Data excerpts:
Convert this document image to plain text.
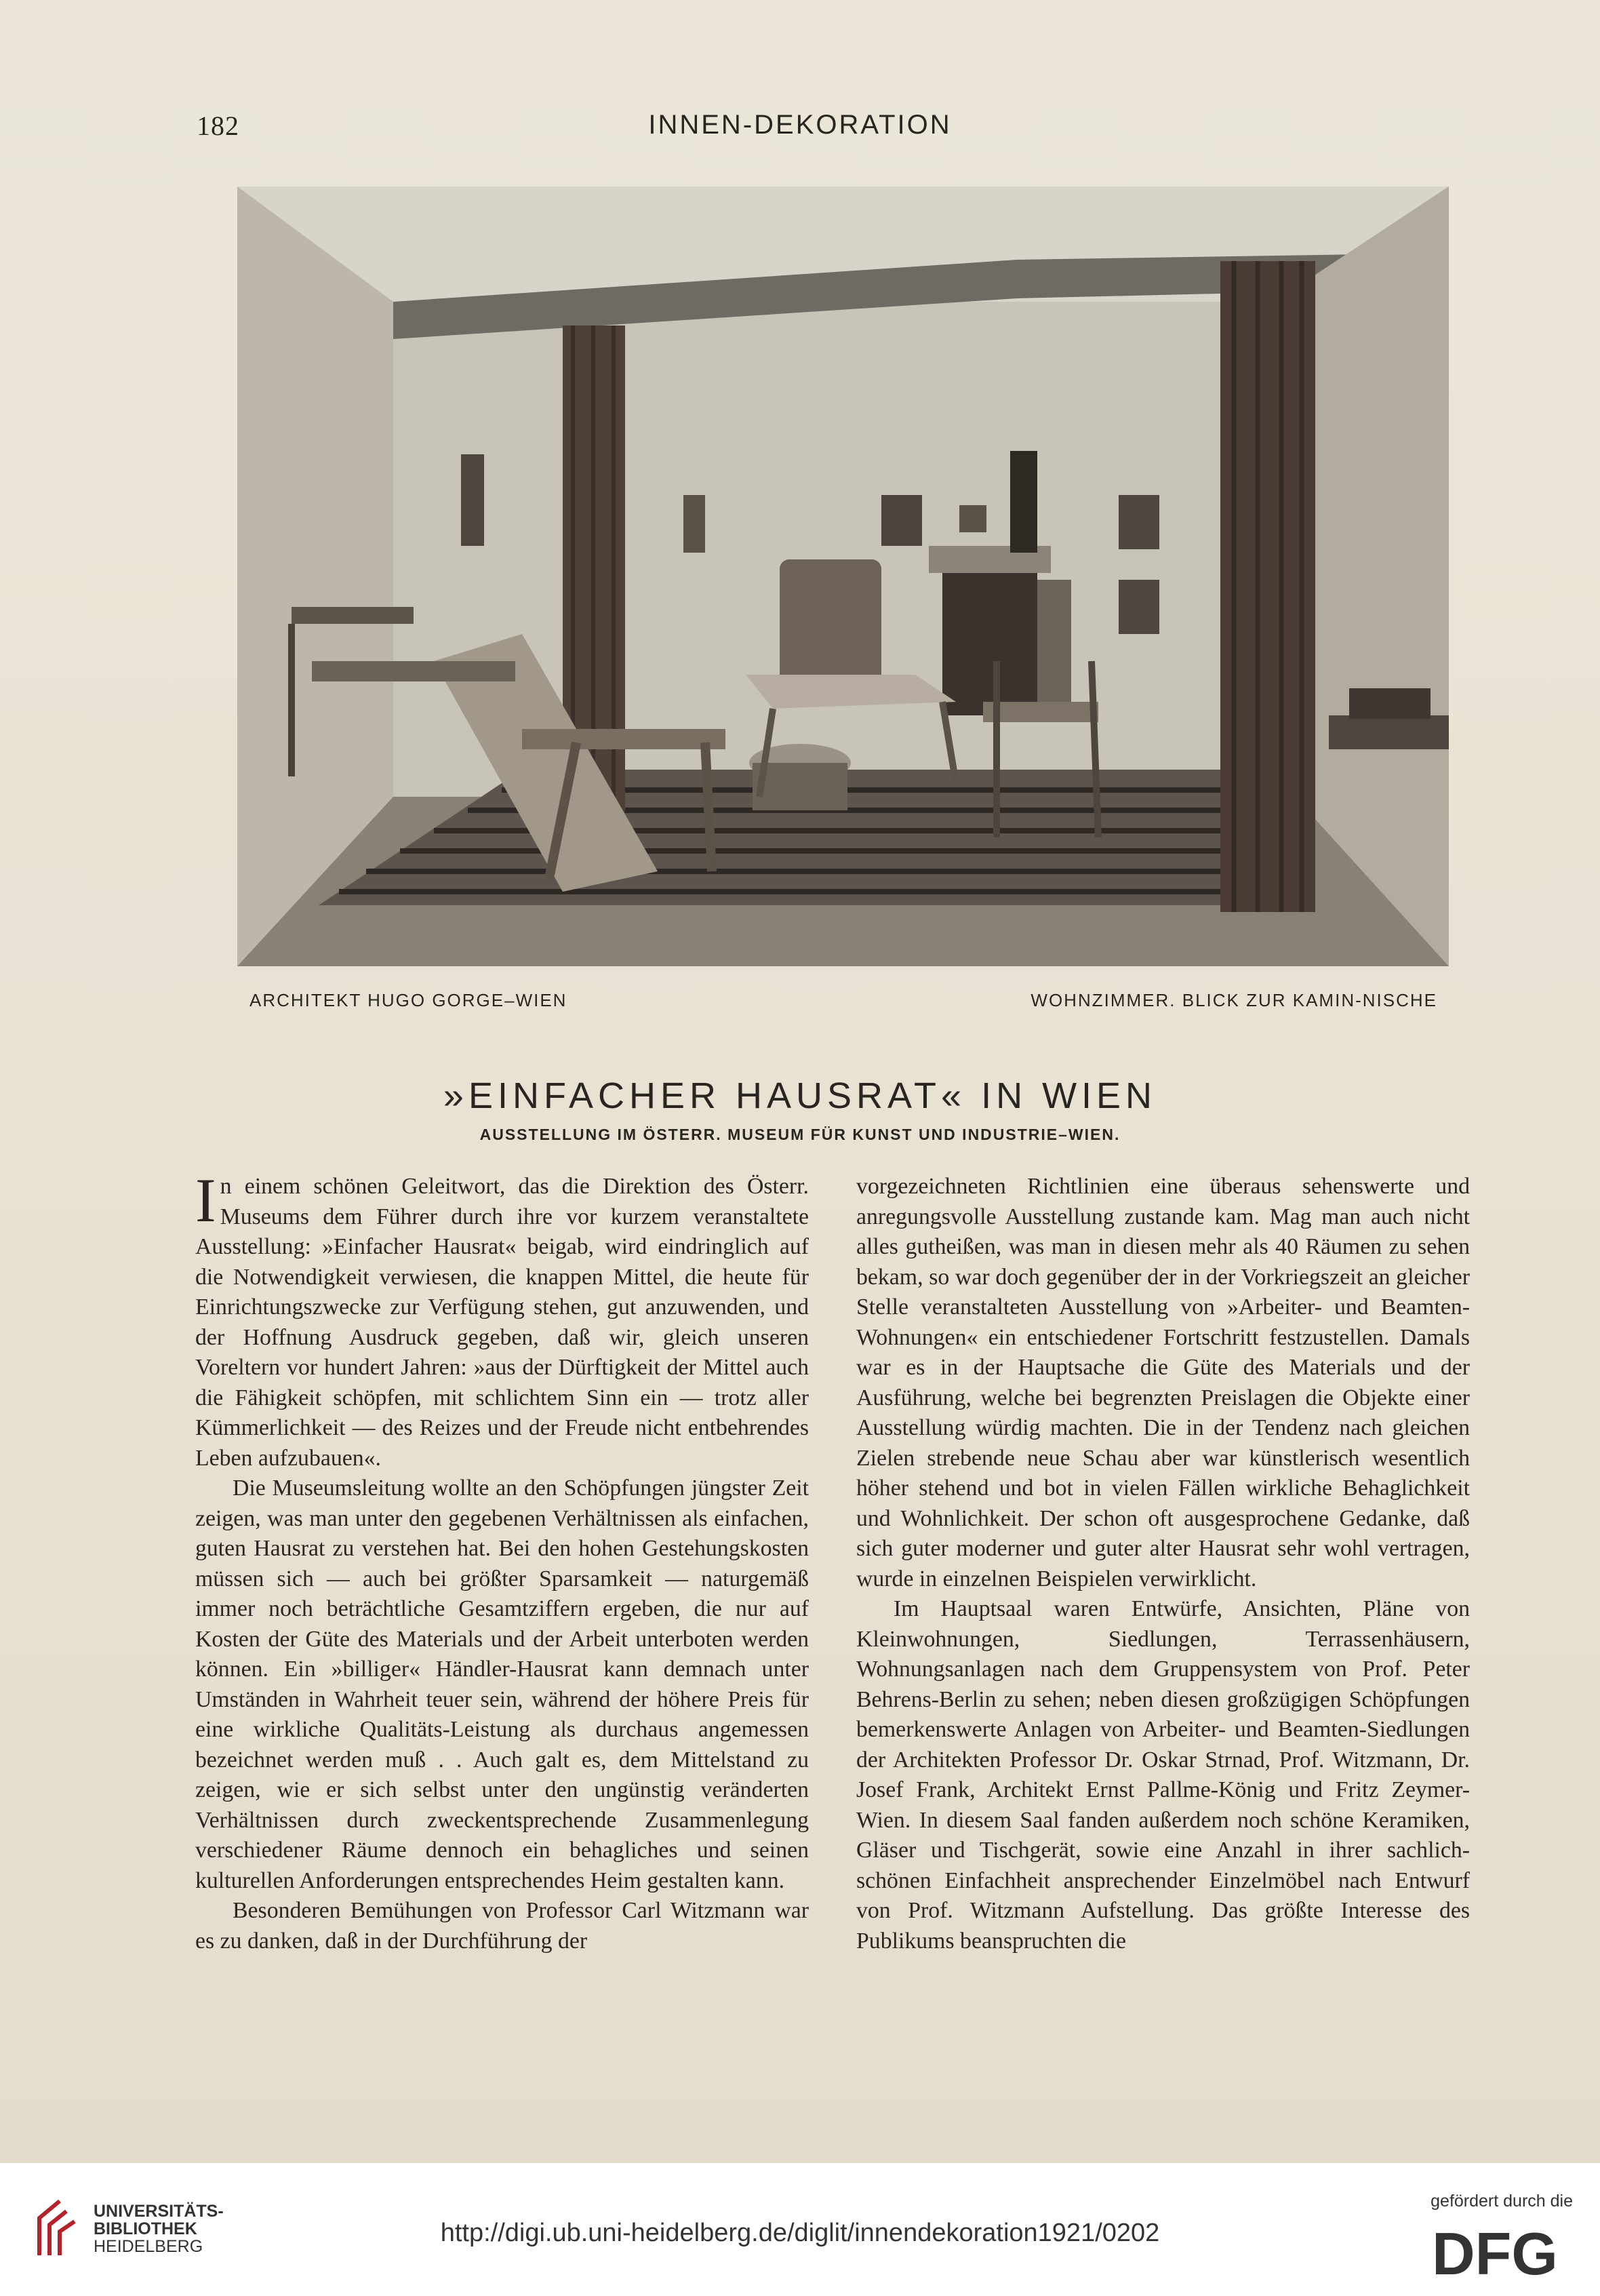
182	INNEN-DEKORATION
ARCHITEKT HUGO GORGE–WIEN	WOHNZIMMER. BLICK ZUR KAMIN-NISCHE
»EINFACHER HAUSRAT« IN WIEN
AUSSTELLUNG IM ÖSTERR. MUSEUM FÜR KUNST UND INDUSTRIE–WIEN.

In einem schönen Geleitwort, das die Direktion des Österr. Museums dem Führer durch ihre vor kurzem veranstaltete Ausstellung: »Einfacher Hausrat« beigab, wird eindringlich auf die Notwendigkeit verwiesen, die knappen Mittel, die heute für Einrichtungszwecke zur Verfügung stehen, gut anzuwenden, und der Hoffnung Ausdruck gegeben, daß wir, gleich unseren Voreltern vor hundert Jahren: »aus der Dürftigkeit der Mittel auch die Fähigkeit schöpfen, mit schlichtem Sinn ein — trotz aller Kümmerlichkeit — des Reizes und der Freude nicht entbehrendes Leben aufzubauen«.

Die Museumsleitung wollte an den Schöpfungen jüngster Zeit zeigen, was man unter den gegebenen Verhältnissen als einfachen, guten Hausrat zu verstehen hat. Bei den hohen Gestehungskosten müssen sich — auch bei größter Sparsamkeit — naturgemäß immer noch beträchtliche Gesamtziffern ergeben, die nur auf Kosten der Güte des Materials und der Arbeit unterboten werden können. Ein »billiger« Händler-Hausrat kann demnach unter Umständen in Wahrheit teuer sein, während der höhere Preis für eine wirkliche Qualitäts-Leistung als durchaus angemessen bezeichnet werden muß . . Auch galt es, dem Mittelstand zu zeigen, wie er sich selbst unter den ungünstig veränderten Verhältnissen durch zweckentsprechende Zusammenlegung verschiedener Räume dennoch ein behagliches und seinen kulturellen Anforderungen entsprechendes Heim gestalten kann.

Besonderen Bemühungen von Professor Carl Witzmann war es zu danken, daß in der Durchführung der

vorgezeichneten Richtlinien eine überaus sehenswerte und anregungsvolle Ausstellung zustande kam. Mag man auch nicht alles gutheißen, was man in diesen mehr als 40 Räumen zu sehen bekam, so war doch gegenüber der in der Vorkriegszeit an gleicher Stelle veranstalteten Ausstellung von »Arbeiter- und Beamten-Wohnungen« ein entschiedener Fortschritt festzustellen. Damals war es in der Hauptsache die Güte des Materials und der Ausführung, welche bei begrenzten Preislagen die Objekte einer Ausstellung würdig machten. Die in der Tendenz nach gleichen Zielen strebende neue Schau aber war künstlerisch wesentlich höher stehend und bot in vielen Fällen wirkliche Behaglichkeit und Wohnlichkeit. Der schon oft ausgesprochene Gedanke, daß sich guter moderner und guter alter Hausrat sehr wohl vertragen, wurde in einzelnen Beispielen verwirklicht.

Im Hauptsaal waren Entwürfe, Ansichten, Pläne von Kleinwohnungen, Siedlungen, Terrassenhäusern, Wohnungsanlagen nach dem Gruppensystem von Prof. Peter Behrens-Berlin zu sehen; neben diesen großzügigen Schöpfungen bemerkenswerte Anlagen von Arbeiter- und Beamten-Siedlungen der Architekten Professor Dr. Oskar Strnad, Prof. Witzmann, Dr. Josef Frank, Architekt Ernst Pallme-König und Fritz Zeymer-Wien. In diesem Saal fanden außerdem noch schöne Keramiken, Gläser und Tischgerät, sowie eine Anzahl in ihrer sachlich-schönen Einfachheit ansprechender Einzelmöbel nach Entwurf von Prof. Witzmann Aufstellung. Das größte Interesse des Publikums beanspruchten die

UNIVERSITÄTS-
BIBLIOTHEK
HEIDELBERG	http://digi.ub.uni-heidelberg.de/diglit/innendekoration1921/0202
gefördert durch die
DFG
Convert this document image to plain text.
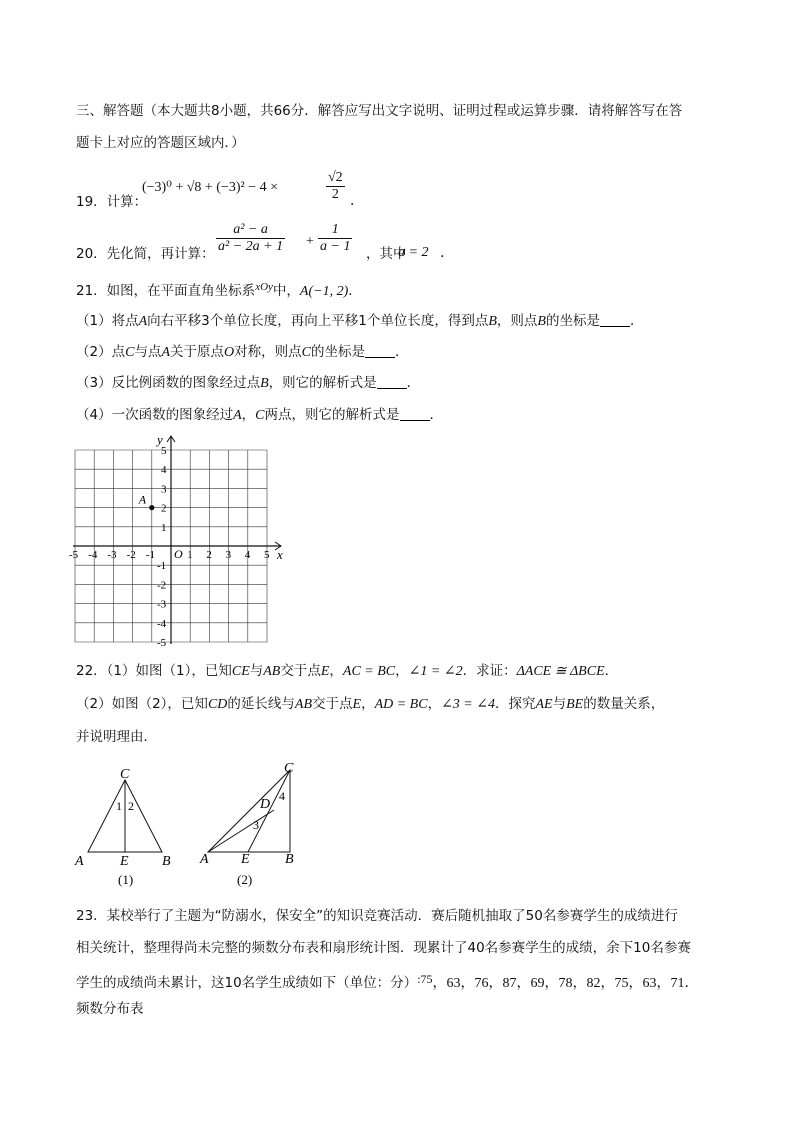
三、解答题（本大题共8小题，共66分．解答应写出文字说明、证明过程或运算步骤．请将解答写在答
题卡上对应的答题区域内．）
19．计算：
(−3)⁰ + √8 + (−3)² − 4 ×	$\frac{√2}{2}$ ．
20．先化简，再计算： $\frac{\text{a² − a}}{\text{a² − 2a + 1}} + \frac{1}{a - 1}$ ，其中
a = 2 ．
21．如图，在平面直角坐标系$^{xOy}$中，A(−1, 2)．
（1）将点A向右平移3个单位长度，再向上平移1个单位长度，得到点B，则点B的坐标是 ．
（2）点C与点A关于原点O对称，则点C的坐标是 ．
（3）反比例函数的图象经过点B，则它的解析式是 ．
（4）一次函数的图象经过A，C两点，则它的解析式是 ．
-5 -4 -3 -2 -1	1 2 3 4 5
5
4
3
2
1
-1
-2
-3
-4
-5
x
y
O
A
22．（1）如图（1），已知CE与AB交于点E，AC = BC，∠1 = ∠2．求证：ΔACE ≅ ΔBCE．
（2）如图（2），已知CD的延长线与AB交于点E，AD = BC，∠3 = ∠4．探究AE与BE的数量关系，
并说明理由．
C
A	E B
1 2
(1)
C
D
A E	B
3
4
(2)
23．某校举行了主题为“防溺水，保安全”的知识竞赛活动．赛后随机抽取了50名参赛学生的成绩进行
相关统计，整理得尚未完整的频数分布表和扇形统计图．现累计了40名参赛学生的成绩，余下10名参赛
学生的成绩尚未累计，这10名学生成绩如下（单位：分）:75，63，76，87，69，78，82，75，63，71．
频数分布表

BRIEF:
Copy the lines from the entries above in which the word "Witzmann" appears.

TASK RESULT:
Besonderen Bemühungen von Professor Carl Witzmann war es zu danken, daß in der Durchführung der
Im Hauptsaal waren Entwürfe, Ansichten, Pläne von Kleinwohnungen, Siedlungen, Terrassenhäusern, Wohnungsanlagen nach dem Gruppensystem von Prof. Peter Behrens-Berlin zu sehen; neben diesen großzügigen Schöpfungen bemerkenswerte Anlagen von Arbeiter- und Beamten-Siedlungen der Architekten Professor Dr. Oskar Strnad, Prof. Witzmann, Dr. Josef Frank, Architekt Ernst Pallme-König und Fritz Zeymer-Wien. In diesem Saal fanden außerdem noch schöne Keramiken, Gläser und Tischgerät, sowie eine Anzahl in ihrer sachlich-schönen Einfachheit ansprechender Einzelmöbel nach Entwurf von Prof. Witzmann Aufstellung. Das größte Interesse des Publikums beanspruchten die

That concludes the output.